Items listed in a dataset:
begin

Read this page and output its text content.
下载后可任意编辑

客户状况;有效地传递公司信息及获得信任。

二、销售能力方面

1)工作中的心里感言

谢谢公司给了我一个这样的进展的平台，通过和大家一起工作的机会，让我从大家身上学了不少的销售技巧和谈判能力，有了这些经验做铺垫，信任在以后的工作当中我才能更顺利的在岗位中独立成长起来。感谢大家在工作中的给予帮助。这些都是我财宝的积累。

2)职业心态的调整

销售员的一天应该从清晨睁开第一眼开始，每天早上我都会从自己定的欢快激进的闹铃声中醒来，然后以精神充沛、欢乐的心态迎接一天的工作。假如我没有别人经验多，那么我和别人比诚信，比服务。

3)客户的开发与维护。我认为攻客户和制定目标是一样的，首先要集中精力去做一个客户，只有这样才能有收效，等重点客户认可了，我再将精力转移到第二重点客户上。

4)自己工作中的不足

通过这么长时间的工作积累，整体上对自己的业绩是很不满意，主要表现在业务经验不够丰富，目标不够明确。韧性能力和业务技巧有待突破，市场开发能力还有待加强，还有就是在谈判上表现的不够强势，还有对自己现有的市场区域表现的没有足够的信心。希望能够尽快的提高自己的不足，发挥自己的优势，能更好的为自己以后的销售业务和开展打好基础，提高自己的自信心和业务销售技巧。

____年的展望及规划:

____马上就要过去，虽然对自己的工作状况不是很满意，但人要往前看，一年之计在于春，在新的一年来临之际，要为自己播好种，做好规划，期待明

end

Please quote the records above exactly, without skipping a line.

■ **Response to this task**
Read this page and output its text content.
下载后可任意编辑

客户状况;有效地传递公司信息及获得信任。

二、销售能力方面

1)工作中的心里感言

谢谢公司给了我一个这样的进展的平台，通过和大家一起工作的机会，让我从大家身上学了不少的销售技巧和谈判能力，有了这些经验做铺垫，信任在以后的工作当中我才能更顺利的在岗位中独立成长起来。感谢大家在工作中的给予帮助。这些都是我财宝的积累。

2)职业心态的调整

销售员的一天应该从清晨睁开第一眼开始，每天早上我都会从自己定的欢快激进的闹铃声中醒来，然后以精神充沛、欢乐的心态迎接一天的工作。假如我没有别人经验多，那么我和别人比诚信，比服务。

3)客户的开发与维护。我认为攻客户和制定目标是一样的，首先要集中精力去做一个客户，只有这样才能有收效，等重点客户认可了，我再将精力转移到第二重点客户上。

4)自己工作中的不足

通过这么长时间的工作积累，整体上对自己的业绩是很不满意，主要表现在业务经验不够丰富，目标不够明确。韧性能力和业务技巧有待突破，市场开发能力还有待加强，还有就是在谈判上表现的不够强势，还有对自己现有的市场区域表现的没有足够的信心。希望能够尽快的提高自己的不足，发挥自己的优势，能更好的为自己以后的销售业务和开展打好基础，提高自己的自信心和业务销售技巧。

____年的展望及规划:

____马上就要过去，虽然对自己的工作状况不是很满意，但人要往前看，一年之计在于春，在新的一年来临之际，要为自己播好种，做好规划，期待明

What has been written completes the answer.